**Exercise**
Copy out all the lines exactly. Omit pictures.

**Extracted entries**
++++++

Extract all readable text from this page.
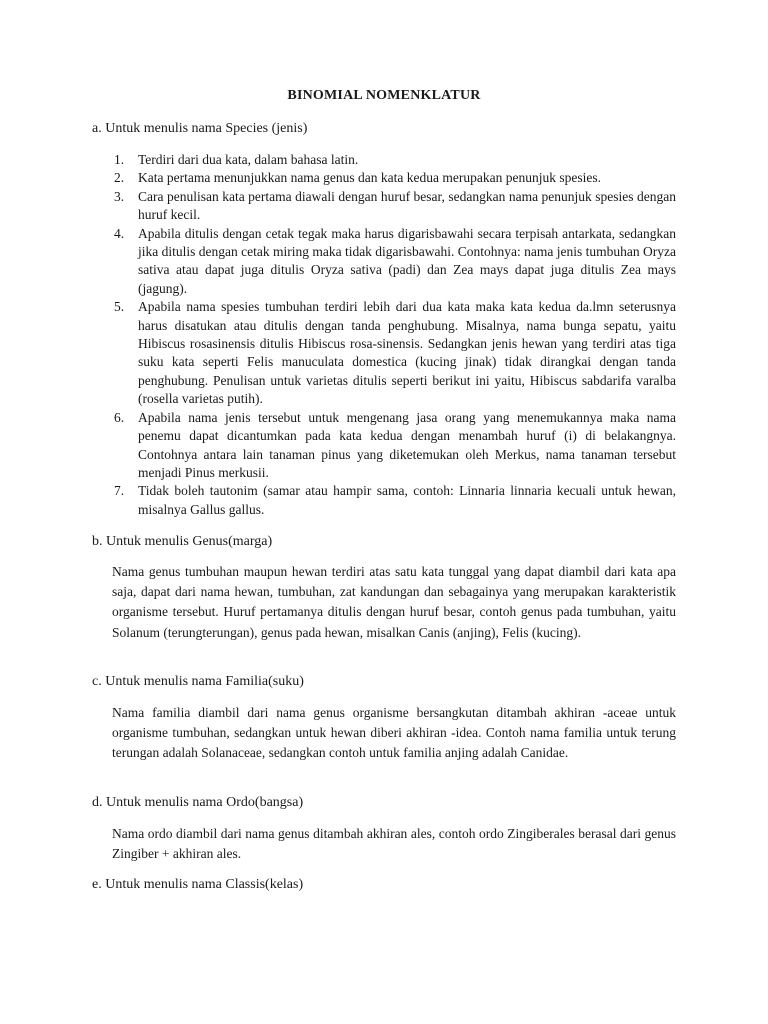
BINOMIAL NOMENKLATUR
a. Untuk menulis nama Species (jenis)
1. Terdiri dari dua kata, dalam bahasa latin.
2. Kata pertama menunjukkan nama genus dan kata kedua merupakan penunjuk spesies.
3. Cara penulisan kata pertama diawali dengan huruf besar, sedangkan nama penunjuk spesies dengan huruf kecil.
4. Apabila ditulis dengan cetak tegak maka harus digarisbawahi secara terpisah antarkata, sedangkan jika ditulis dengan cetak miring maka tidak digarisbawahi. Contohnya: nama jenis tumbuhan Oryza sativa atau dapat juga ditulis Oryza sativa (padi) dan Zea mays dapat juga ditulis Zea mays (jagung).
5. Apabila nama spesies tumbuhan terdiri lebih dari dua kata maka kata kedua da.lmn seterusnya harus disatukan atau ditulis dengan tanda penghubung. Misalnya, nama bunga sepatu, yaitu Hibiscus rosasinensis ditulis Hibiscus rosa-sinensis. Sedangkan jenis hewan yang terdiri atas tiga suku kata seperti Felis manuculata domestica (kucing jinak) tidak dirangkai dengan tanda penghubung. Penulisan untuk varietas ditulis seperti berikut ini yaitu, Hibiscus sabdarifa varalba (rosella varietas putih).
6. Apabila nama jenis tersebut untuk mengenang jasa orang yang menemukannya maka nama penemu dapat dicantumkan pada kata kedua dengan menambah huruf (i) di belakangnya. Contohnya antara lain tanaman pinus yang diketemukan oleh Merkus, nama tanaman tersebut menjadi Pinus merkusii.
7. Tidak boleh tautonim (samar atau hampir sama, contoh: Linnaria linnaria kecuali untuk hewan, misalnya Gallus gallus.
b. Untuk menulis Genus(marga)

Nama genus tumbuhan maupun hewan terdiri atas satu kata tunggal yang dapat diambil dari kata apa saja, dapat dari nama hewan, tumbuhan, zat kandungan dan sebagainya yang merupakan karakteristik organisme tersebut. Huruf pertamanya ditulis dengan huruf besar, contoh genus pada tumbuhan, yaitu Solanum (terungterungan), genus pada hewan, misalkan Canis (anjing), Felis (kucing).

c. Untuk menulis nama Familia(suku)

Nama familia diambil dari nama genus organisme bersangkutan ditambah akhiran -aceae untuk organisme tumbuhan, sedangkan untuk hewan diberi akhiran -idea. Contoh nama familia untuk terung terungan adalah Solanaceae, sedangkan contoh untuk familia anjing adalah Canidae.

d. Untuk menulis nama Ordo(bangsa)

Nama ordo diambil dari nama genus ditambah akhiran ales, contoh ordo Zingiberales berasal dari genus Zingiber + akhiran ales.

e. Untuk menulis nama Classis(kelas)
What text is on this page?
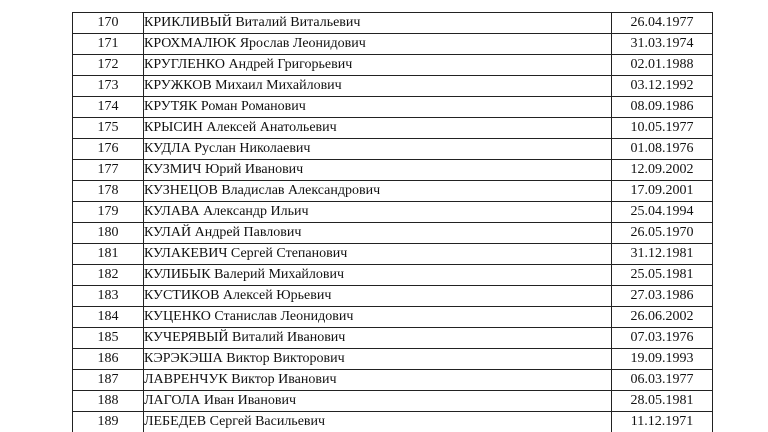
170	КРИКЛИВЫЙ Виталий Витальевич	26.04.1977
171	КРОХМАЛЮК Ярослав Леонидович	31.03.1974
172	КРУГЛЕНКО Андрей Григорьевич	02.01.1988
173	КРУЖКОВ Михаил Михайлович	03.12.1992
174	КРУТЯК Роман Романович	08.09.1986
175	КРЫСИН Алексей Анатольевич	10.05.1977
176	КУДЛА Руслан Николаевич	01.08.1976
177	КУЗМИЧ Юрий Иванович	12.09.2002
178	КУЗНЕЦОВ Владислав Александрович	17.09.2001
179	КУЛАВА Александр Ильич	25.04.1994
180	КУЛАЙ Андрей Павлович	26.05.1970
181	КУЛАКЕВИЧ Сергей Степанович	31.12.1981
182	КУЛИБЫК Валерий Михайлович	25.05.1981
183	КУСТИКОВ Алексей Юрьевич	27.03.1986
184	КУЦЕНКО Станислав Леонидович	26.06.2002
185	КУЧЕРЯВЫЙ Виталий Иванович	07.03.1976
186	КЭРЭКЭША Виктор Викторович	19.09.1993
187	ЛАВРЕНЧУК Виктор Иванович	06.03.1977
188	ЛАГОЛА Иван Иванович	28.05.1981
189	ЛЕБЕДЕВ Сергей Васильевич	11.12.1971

++++++

**Finished exercise**
Extract all readable text from this page.
BINOMIAL NOMENKLATUR
a. Untuk menulis nama Species (jenis)
1. Terdiri dari dua kata, dalam bahasa latin.
2. Kata pertama menunjukkan nama genus dan kata kedua merupakan penunjuk spesies.
3. Cara penulisan kata pertama diawali dengan huruf besar, sedangkan nama penunjuk spesies dengan huruf kecil.
4. Apabila ditulis dengan cetak tegak maka harus digarisbawahi secara terpisah antarkata, sedangkan jika ditulis dengan cetak miring maka tidak digarisbawahi. Contohnya: nama jenis tumbuhan Oryza sativa atau dapat juga ditulis Oryza sativa (padi) dan Zea mays dapat juga ditulis Zea mays (jagung).
5. Apabila nama spesies tumbuhan terdiri lebih dari dua kata maka kata kedua da.lmn seterusnya harus disatukan atau ditulis dengan tanda penghubung. Misalnya, nama bunga sepatu, yaitu Hibiscus rosasinensis ditulis Hibiscus rosa-sinensis. Sedangkan jenis hewan yang terdiri atas tiga suku kata seperti Felis manuculata domestica (kucing jinak) tidak dirangkai dengan tanda penghubung. Penulisan untuk varietas ditulis seperti berikut ini yaitu, Hibiscus sabdarifa varalba (rosella varietas putih).
6. Apabila nama jenis tersebut untuk mengenang jasa orang yang menemukannya maka nama penemu dapat dicantumkan pada kata kedua dengan menambah huruf (i) di belakangnya. Contohnya antara lain tanaman pinus yang diketemukan oleh Merkus, nama tanaman tersebut menjadi Pinus merkusii.
7. Tidak boleh tautonim (samar atau hampir sama, contoh: Linnaria linnaria kecuali untuk hewan, misalnya Gallus gallus.
b. Untuk menulis Genus(marga)

Nama genus tumbuhan maupun hewan terdiri atas satu kata tunggal yang dapat diambil dari kata apa saja, dapat dari nama hewan, tumbuhan, zat kandungan dan sebagainya yang merupakan karakteristik organisme tersebut. Huruf pertamanya ditulis dengan huruf besar, contoh genus pada tumbuhan, yaitu Solanum (terungterungan), genus pada hewan, misalkan Canis (anjing), Felis (kucing).

c. Untuk menulis nama Familia(suku)

Nama familia diambil dari nama genus organisme bersangkutan ditambah akhiran -aceae untuk organisme tumbuhan, sedangkan untuk hewan diberi akhiran -idea. Contoh nama familia untuk terung terungan adalah Solanaceae, sedangkan contoh untuk familia anjing adalah Canidae.

d. Untuk menulis nama Ordo(bangsa)

Nama ordo diambil dari nama genus ditambah akhiran ales, contoh ordo Zingiberales berasal dari genus Zingiber + akhiran ales.

e. Untuk menulis nama Classis(kelas)
What text is on this page?
170	КРИКЛИВЫЙ Виталий Витальевич	26.04.1977
171	КРОХМАЛЮК Ярослав Леонидович	31.03.1974
172	КРУГЛЕНКО Андрей Григорьевич	02.01.1988
173	КРУЖКОВ Михаил Михайлович	03.12.1992
174	КРУТЯК Роман Романович	08.09.1986
175	КРЫСИН Алексей Анатольевич	10.05.1977
176	КУДЛА Руслан Николаевич	01.08.1976
177	КУЗМИЧ Юрий Иванович	12.09.2002
178	КУЗНЕЦОВ Владислав Александрович	17.09.2001
179	КУЛАВА Александр Ильич	25.04.1994
180	КУЛАЙ Андрей Павлович	26.05.1970
181	КУЛАКЕВИЧ Сергей Степанович	31.12.1981
182	КУЛИБЫК Валерий Михайлович	25.05.1981
183	КУСТИКОВ Алексей Юрьевич	27.03.1986
184	КУЦЕНКО Станислав Леонидович	26.06.2002
185	КУЧЕРЯВЫЙ Виталий Иванович	07.03.1976
186	КЭРЭКЭША Виктор Викторович	19.09.1993
187	ЛАВРЕНЧУК Виктор Иванович	06.03.1977
188	ЛАГОЛА Иван Иванович	28.05.1981
189	ЛЕБЕДЕВ Сергей Васильевич	11.12.1971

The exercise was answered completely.